Job - Locate each line containing the string "vaginalis" and copy it out.
::: Material for this exercise :::
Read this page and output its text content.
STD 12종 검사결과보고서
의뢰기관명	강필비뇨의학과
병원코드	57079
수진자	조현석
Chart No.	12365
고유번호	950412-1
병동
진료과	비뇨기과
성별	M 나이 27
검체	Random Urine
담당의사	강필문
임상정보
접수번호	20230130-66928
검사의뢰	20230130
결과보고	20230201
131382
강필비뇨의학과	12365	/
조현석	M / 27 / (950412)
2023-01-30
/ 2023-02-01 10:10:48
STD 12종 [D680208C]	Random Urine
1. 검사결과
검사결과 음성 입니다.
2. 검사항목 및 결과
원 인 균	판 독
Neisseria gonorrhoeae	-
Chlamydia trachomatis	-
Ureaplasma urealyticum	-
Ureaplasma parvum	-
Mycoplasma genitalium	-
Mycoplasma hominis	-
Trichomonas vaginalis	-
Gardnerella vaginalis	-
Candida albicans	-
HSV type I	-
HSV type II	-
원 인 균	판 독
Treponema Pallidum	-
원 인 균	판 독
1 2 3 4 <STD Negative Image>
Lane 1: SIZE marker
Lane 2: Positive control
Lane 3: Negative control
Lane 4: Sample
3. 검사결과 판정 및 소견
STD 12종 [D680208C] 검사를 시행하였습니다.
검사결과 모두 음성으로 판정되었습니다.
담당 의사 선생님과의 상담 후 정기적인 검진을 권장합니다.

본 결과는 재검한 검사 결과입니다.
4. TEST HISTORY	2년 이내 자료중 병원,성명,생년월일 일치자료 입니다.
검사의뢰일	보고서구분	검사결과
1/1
:::
The solution -
Trichomonas vaginalis	-
Gardnerella vaginalis	-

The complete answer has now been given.